- To do -
Each entry below should be reproduced character for character.

- Records provided -
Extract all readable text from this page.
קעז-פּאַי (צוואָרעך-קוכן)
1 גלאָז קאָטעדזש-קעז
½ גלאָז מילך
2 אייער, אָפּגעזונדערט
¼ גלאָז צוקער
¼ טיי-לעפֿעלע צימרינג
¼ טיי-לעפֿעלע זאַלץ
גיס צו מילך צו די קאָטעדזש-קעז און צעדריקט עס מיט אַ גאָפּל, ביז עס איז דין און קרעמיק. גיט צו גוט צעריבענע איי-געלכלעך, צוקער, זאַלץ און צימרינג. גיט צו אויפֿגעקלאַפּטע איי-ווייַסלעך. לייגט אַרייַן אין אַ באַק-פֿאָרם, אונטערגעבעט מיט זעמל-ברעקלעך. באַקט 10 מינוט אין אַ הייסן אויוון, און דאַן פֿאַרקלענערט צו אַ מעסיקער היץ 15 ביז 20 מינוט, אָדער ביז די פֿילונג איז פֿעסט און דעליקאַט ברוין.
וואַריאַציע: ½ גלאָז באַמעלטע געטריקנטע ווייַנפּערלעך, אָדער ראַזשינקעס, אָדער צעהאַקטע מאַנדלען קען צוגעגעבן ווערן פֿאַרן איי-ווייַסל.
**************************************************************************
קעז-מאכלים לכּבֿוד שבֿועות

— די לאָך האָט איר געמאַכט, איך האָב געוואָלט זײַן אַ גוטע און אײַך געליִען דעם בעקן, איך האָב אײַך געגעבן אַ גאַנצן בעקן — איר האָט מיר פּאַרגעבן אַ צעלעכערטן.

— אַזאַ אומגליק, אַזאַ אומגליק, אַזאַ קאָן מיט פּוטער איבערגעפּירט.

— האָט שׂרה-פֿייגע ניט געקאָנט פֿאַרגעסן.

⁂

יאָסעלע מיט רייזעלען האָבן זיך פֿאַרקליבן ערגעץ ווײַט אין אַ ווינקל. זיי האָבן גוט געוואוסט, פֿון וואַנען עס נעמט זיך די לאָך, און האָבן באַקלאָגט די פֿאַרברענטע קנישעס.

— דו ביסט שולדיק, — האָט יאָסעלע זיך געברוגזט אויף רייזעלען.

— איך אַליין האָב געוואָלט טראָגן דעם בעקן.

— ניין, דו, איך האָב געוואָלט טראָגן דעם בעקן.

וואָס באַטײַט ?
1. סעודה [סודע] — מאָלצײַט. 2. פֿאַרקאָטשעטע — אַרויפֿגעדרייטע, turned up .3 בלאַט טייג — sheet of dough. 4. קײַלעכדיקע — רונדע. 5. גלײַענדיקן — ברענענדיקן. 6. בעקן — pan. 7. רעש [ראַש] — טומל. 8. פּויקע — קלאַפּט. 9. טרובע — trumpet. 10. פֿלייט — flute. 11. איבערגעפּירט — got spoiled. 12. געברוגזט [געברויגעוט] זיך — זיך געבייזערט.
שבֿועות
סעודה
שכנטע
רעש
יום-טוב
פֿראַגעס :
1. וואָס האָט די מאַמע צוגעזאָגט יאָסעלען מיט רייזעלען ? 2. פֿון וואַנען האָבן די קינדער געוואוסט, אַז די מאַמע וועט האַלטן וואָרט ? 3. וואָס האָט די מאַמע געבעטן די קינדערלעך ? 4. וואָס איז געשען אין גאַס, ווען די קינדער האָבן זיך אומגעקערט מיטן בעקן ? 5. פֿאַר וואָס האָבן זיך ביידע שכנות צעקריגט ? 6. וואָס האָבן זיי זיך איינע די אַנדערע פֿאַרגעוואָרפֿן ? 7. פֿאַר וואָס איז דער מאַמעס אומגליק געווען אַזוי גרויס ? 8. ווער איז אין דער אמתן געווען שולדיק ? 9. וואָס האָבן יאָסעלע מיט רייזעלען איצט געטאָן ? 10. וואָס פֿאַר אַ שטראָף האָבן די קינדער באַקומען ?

- Response -
Extract all readable text from this page.
קעז-פּאַי (צוואָרעך-קוכן)
1 גלאָז קאָטעדזש-קעז
½ גלאָז מילך
2 אייער, אָפּגעזונדערט
¼ גלאָז צוקער
¼ טיי-לעפֿעלע צימרינג
¼ טיי-לעפֿעלע זאַלץ
גיס צו מילך צו די קאָטעדזש-קעז און צעדריקט עס מיט אַ גאָפּל, ביז עס איז דין און קרעמיק. גיט צו גוט צעריבענע איי-געלכלעך, צוקער, זאַלץ און צימרינג. גיט צו אויפֿגעקלאַפּטע איי-ווייַסלעך. לייגט אַרייַן אין אַ באַק-פֿאָרם, אונטערגעבעט מיט זעמל-ברעקלעך. באַקט 10 מינוט אין אַ הייסן אויוון, און דאַן פֿאַרקלענערט צו אַ מעסיקער היץ 15 ביז 20 מינוט, אָדער ביז די פֿילונג איז פֿעסט און דעליקאַט ברוין.
וואַריאַציע: ½ גלאָז באַמעלטע געטריקנטע ווייַנפּערלעך, אָדער ראַזשינקעס, אָדער צעהאַקטע מאַנדלען קען צוגעגעבן ווערן פֿאַרן איי-ווייַסל.
**************************************************************************
קעז-מאכלים לכּבֿוד שבֿועות

— די לאָך האָט איר געמאַכט, איך האָב געוואָלט זײַן אַ גוטע און אײַך געליִען דעם בעקן, איך האָב אײַך געגעבן אַ גאַנצן בעקן — איר האָט מיר פּאַרגעבן אַ צעלעכערטן.

— אַזאַ אומגליק, אַזאַ אומגליק, אַזאַ קאָן מיט פּוטער איבערגעפּירט.

— האָט שׂרה-פֿייגע ניט געקאָנט פֿאַרגעסן.

⁂

יאָסעלע מיט רייזעלען האָבן זיך פֿאַרקליבן ערגעץ ווײַט אין אַ ווינקל. זיי האָבן גוט געוואוסט, פֿון וואַנען עס נעמט זיך די לאָך, און האָבן באַקלאָגט די פֿאַרברענטע קנישעס.

— דו ביסט שולדיק, — האָט יאָסעלע זיך געברוגזט אויף רייזעלען.

— איך אַליין האָב געוואָלט טראָגן דעם בעקן.

— ניין, דו, איך האָב געוואָלט טראָגן דעם בעקן.

וואָס באַטײַט ?
1. סעודה [סודע] — מאָלצײַט. 2. פֿאַרקאָטשעטע — אַרויפֿגעדרייטע, turned up .3 בלאַט טייג — sheet of dough. 4. קײַלעכדיקע — רונדע. 5. גלײַענדיקן — ברענענדיקן. 6. בעקן — pan. 7. רעש [ראַש] — טומל. 8. פּויקע — קלאַפּט. 9. טרובע — trumpet. 10. פֿלייט — flute. 11. איבערגעפּירט — got spoiled. 12. געברוגזט [געברויגעוט] זיך — זיך געבייזערט.
שבֿועות
סעודה
שכנטע
רעש
יום-טוב
פֿראַגעס :
1. וואָס האָט די מאַמע צוגעזאָגט יאָסעלען מיט רייזעלען ? 2. פֿון וואַנען האָבן די קינדער געוואוסט, אַז די מאַמע וועט האַלטן וואָרט ? 3. וואָס האָט די מאַמע געבעטן די קינדערלעך ? 4. וואָס איז געשען אין גאַס, ווען די קינדער האָבן זיך אומגעקערט מיטן בעקן ? 5. פֿאַר וואָס האָבן זיך ביידע שכנות צעקריגט ? 6. וואָס האָבן זיי זיך איינע די אַנדערע פֿאַרגעוואָרפֿן ? 7. פֿאַר וואָס איז דער מאַמעס אומגליק געווען אַזוי גרויס ? 8. ווער איז אין דער אמתן געווען שולדיק ? 9. וואָס האָבן יאָסעלע מיט רייזעלען איצט געטאָן ? 10. וואָס פֿאַר אַ שטראָף האָבן די קינדער באַקומען ?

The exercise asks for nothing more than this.